• Work to be completed:
Each line that holds the word "volume" is to be identified and copied.

Dataset records:

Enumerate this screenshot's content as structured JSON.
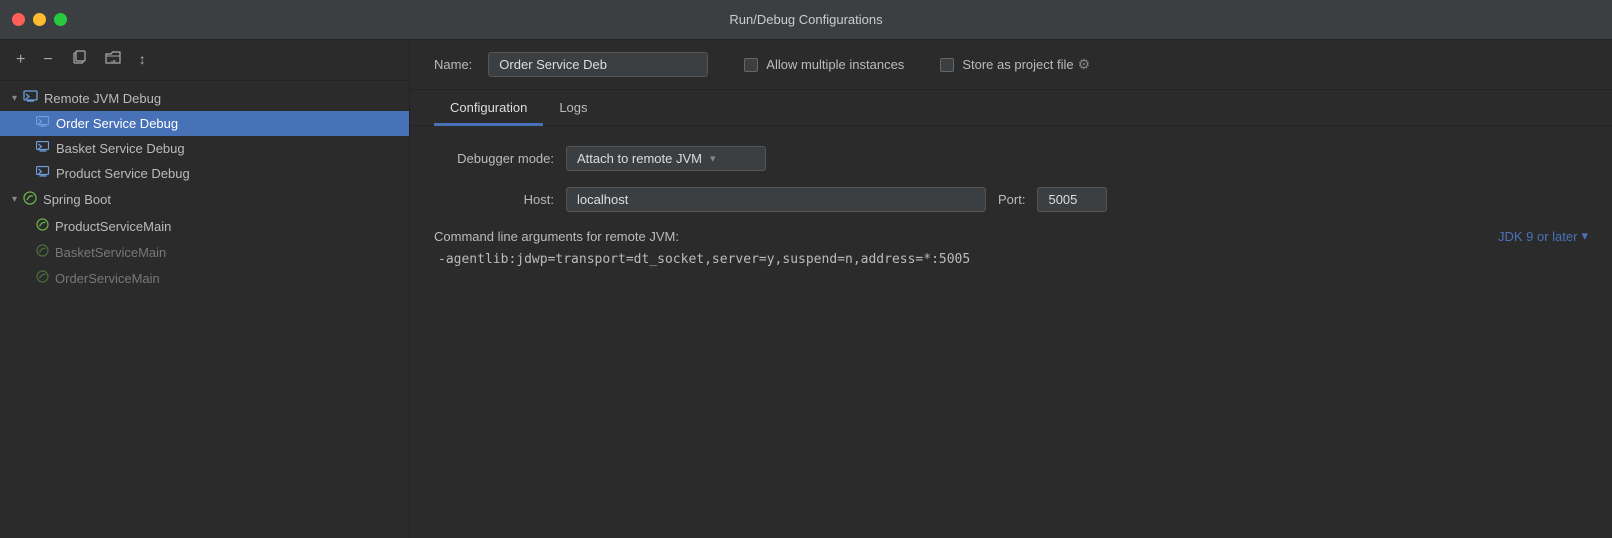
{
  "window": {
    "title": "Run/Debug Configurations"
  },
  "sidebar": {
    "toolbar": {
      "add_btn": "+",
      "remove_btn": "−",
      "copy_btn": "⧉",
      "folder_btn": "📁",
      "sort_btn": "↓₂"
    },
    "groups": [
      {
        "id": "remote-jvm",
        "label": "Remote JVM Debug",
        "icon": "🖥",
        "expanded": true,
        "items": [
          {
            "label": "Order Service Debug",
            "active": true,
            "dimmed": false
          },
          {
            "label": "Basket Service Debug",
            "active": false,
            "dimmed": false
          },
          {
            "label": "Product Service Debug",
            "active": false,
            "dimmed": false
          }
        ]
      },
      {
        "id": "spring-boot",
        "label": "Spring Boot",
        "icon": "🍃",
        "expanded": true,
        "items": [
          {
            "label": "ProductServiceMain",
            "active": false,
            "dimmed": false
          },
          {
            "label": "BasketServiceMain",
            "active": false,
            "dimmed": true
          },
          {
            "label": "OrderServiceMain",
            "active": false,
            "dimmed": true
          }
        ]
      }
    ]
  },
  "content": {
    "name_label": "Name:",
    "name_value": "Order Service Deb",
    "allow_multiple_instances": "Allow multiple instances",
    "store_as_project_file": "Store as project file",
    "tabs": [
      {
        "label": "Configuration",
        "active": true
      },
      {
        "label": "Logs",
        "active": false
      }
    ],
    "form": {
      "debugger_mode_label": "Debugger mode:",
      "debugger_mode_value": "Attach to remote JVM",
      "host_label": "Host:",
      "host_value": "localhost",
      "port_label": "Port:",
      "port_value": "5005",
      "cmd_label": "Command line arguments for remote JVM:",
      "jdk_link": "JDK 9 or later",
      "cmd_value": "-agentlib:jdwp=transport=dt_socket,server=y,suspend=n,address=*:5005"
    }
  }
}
* * *
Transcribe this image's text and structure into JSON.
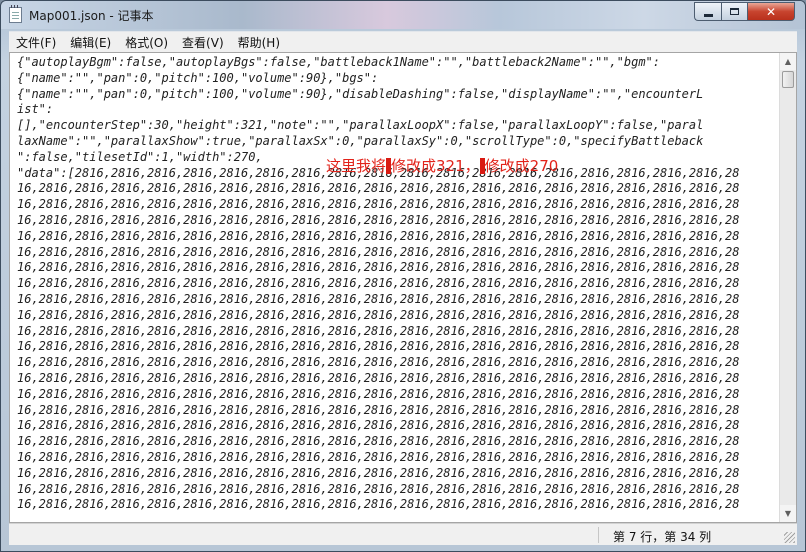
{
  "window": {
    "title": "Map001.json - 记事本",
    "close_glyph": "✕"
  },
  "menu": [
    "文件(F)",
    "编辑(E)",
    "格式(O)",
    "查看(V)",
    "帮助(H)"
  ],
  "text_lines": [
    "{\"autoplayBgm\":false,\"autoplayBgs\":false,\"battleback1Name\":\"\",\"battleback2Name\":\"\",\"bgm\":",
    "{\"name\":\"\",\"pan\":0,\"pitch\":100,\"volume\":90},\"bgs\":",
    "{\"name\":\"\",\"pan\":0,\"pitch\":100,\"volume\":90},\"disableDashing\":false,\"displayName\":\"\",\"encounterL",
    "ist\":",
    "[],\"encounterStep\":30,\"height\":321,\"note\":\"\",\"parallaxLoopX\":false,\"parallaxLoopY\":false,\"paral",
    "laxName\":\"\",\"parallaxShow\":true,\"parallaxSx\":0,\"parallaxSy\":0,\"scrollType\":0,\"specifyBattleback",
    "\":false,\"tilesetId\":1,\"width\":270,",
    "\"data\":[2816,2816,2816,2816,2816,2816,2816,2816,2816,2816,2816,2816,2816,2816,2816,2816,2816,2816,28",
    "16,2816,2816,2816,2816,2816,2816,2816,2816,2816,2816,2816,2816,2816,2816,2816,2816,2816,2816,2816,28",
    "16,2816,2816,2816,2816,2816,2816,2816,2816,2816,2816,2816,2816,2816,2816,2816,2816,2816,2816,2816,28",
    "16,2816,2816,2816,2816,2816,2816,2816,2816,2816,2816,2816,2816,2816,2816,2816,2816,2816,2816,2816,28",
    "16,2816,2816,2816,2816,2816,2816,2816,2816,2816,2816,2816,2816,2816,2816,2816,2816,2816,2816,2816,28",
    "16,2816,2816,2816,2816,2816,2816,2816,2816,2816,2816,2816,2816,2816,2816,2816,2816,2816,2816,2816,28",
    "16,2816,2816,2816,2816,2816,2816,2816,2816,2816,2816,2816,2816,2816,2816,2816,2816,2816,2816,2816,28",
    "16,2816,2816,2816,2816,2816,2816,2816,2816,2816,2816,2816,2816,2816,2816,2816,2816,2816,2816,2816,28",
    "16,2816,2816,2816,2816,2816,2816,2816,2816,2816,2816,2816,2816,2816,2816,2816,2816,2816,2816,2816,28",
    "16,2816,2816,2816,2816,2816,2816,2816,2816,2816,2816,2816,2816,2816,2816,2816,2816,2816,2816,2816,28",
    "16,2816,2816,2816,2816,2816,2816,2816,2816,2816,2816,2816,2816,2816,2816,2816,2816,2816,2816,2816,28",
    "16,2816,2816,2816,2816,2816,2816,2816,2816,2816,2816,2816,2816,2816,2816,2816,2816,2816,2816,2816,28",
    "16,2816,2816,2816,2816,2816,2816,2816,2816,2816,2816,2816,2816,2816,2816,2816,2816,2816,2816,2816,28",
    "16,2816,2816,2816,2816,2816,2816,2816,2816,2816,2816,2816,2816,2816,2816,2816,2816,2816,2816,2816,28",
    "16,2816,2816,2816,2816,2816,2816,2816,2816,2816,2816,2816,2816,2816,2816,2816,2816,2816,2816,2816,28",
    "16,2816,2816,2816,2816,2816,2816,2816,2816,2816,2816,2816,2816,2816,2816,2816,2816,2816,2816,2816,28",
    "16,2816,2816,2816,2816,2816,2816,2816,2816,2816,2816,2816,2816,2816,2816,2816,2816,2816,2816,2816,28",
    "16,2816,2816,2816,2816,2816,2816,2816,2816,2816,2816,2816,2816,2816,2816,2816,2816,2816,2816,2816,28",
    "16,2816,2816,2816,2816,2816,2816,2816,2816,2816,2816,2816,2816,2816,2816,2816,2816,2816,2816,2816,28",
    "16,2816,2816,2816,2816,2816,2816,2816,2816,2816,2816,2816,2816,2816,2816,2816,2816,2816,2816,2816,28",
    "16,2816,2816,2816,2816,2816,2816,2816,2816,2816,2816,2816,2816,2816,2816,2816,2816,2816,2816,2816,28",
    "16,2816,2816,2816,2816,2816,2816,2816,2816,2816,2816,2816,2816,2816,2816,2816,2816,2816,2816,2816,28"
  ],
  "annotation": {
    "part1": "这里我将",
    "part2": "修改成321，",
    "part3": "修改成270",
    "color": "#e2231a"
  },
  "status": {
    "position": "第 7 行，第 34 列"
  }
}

• Response below:
    "{\"name\":\"\",\"pan\":0,\"pitch\":100,\"volume\":90},\"bgs\":",
    "{\"name\":\"\",\"pan\":0,\"pitch\":100,\"volume\":90},\"disableDashing\":false,\"displayName\":\"\",\"encounterL",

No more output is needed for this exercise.